▶ EXERCISE DESCRIPTION:
Give a count of the lines below that have the string "인증수출자" in them, with no other words.

▶ GIVEN RECORDS:
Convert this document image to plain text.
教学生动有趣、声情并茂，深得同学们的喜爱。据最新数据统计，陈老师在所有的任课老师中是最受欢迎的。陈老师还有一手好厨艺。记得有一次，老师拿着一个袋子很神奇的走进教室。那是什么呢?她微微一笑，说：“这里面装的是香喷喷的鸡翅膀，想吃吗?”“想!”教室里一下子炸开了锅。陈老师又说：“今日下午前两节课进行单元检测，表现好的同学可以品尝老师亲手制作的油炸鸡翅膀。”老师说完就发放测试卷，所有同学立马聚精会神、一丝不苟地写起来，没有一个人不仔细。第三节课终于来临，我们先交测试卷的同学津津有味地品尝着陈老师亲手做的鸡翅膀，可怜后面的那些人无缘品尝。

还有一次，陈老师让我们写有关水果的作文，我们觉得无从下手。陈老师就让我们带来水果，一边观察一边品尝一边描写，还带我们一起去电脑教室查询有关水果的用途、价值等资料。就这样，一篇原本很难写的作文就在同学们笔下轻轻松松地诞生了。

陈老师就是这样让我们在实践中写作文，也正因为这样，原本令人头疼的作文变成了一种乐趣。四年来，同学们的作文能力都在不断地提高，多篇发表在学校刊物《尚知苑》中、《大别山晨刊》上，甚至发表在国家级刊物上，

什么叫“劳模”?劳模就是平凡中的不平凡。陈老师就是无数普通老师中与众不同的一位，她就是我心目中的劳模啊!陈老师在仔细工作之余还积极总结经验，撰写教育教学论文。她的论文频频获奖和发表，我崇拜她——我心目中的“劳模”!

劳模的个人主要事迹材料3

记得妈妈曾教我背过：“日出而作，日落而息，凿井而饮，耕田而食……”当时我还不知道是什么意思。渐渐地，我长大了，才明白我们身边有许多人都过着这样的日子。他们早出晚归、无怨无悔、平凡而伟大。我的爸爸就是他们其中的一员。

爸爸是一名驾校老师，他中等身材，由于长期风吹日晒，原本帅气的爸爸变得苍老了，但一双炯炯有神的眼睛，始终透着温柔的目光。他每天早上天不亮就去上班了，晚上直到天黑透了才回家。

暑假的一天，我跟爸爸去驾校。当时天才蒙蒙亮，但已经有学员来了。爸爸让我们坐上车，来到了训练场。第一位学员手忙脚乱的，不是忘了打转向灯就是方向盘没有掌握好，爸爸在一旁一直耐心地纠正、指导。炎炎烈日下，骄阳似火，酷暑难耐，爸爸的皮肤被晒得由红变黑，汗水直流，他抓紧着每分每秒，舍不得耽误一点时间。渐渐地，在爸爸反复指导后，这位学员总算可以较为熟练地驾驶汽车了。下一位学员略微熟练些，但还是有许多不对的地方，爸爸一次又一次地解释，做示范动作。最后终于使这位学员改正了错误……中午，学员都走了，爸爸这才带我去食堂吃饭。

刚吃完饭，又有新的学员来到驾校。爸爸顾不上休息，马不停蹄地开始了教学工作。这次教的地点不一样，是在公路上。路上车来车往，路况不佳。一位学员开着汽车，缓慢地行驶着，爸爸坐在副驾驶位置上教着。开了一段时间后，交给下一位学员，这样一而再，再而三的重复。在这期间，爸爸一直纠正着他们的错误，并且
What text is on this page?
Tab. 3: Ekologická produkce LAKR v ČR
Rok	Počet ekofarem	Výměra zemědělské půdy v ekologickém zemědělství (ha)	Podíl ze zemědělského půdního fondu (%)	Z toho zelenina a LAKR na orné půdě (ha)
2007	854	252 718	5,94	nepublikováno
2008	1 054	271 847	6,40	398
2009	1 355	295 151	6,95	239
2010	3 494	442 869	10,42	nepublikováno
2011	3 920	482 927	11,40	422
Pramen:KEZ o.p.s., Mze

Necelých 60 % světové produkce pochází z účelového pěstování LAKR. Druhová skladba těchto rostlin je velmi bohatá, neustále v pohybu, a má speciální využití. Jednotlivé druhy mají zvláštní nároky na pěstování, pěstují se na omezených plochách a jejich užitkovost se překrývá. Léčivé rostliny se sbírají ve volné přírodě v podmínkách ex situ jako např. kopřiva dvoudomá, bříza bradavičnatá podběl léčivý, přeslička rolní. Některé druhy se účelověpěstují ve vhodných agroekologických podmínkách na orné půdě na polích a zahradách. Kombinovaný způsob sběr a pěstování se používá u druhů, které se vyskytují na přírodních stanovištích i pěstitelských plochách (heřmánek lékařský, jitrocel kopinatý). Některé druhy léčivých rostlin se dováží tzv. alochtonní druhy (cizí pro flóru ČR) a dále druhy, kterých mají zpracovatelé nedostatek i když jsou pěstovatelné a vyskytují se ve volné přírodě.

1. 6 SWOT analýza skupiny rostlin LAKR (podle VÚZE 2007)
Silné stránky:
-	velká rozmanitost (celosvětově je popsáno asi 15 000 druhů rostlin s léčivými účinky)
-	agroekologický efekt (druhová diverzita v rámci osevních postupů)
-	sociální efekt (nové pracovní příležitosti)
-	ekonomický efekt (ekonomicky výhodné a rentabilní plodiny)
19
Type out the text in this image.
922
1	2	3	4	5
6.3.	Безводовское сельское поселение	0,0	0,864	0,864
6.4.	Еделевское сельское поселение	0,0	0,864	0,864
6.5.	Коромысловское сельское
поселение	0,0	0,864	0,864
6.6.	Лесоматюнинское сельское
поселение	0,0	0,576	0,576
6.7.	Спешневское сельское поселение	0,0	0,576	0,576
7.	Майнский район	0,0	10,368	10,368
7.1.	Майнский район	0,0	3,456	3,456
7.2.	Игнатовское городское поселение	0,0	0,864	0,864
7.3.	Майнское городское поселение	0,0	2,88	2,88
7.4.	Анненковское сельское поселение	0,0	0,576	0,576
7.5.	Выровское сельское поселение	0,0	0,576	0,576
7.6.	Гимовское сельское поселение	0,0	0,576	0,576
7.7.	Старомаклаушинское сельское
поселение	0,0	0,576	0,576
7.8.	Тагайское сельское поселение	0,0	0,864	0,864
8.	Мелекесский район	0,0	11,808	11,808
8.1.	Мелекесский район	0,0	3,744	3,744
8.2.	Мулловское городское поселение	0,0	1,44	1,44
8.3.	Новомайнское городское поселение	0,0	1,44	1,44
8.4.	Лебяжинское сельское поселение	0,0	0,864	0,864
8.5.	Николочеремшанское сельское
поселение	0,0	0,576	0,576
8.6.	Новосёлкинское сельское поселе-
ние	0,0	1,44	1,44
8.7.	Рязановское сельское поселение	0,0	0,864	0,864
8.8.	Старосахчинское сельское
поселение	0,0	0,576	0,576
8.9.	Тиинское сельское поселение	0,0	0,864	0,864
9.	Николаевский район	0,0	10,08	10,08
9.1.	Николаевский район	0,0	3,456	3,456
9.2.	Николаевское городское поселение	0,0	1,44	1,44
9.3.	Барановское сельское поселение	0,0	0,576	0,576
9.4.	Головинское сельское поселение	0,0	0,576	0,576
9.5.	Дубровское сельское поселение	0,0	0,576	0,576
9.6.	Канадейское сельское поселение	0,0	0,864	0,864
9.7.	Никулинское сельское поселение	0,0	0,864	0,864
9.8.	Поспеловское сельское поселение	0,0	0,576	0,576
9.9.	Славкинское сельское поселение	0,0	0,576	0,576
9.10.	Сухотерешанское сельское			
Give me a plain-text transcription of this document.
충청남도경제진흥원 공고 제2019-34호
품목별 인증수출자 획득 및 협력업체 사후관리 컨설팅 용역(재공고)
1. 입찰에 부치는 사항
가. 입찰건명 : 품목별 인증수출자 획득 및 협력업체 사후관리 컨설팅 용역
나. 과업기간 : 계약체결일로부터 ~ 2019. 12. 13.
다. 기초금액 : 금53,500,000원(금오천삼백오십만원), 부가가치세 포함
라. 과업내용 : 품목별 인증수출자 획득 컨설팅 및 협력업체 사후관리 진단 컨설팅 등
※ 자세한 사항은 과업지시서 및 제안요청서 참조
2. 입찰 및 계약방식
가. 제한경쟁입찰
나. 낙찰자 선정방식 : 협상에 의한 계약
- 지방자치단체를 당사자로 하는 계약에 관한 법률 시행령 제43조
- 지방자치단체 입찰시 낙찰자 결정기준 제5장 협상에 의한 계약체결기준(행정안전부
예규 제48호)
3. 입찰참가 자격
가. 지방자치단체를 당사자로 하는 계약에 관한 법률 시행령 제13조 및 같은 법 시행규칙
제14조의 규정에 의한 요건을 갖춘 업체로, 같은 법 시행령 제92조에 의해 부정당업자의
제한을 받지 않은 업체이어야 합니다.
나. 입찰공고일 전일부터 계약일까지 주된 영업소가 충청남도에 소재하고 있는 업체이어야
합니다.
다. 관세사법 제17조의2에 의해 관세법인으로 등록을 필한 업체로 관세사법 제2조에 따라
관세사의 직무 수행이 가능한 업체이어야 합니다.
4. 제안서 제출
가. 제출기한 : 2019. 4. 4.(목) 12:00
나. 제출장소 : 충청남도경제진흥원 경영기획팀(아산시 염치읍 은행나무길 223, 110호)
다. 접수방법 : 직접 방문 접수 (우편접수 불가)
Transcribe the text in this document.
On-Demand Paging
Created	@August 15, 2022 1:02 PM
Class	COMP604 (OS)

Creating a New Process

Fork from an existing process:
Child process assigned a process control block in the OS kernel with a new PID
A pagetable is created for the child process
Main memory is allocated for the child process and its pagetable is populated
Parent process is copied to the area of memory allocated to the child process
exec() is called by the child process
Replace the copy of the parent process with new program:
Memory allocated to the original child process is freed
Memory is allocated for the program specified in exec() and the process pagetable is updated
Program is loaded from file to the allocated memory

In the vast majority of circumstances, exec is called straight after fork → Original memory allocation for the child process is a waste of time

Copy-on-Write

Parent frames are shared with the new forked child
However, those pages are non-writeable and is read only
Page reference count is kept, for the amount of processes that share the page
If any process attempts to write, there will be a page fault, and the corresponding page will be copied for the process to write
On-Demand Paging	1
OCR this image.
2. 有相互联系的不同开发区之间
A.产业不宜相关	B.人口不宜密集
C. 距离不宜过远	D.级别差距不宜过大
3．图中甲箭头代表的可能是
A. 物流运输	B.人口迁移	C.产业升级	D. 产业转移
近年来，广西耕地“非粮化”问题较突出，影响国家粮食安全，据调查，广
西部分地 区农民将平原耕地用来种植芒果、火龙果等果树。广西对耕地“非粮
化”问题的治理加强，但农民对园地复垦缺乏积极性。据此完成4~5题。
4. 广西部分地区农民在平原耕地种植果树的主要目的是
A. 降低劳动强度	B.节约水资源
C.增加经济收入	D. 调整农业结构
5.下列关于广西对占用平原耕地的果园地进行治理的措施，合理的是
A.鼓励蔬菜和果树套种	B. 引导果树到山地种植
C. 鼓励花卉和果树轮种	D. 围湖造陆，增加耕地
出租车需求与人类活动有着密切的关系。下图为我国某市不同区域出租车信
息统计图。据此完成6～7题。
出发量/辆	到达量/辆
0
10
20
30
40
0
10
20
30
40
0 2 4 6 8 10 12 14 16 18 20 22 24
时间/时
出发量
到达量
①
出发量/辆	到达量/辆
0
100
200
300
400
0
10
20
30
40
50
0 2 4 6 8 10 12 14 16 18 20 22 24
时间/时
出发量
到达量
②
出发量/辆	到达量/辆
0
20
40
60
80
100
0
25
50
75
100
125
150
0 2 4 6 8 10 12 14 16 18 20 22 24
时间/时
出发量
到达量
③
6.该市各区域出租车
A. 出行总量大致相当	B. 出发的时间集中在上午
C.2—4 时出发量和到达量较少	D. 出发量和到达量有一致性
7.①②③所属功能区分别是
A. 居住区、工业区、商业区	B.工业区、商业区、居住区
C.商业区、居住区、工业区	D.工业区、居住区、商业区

▶ FINAL ANSWER:
3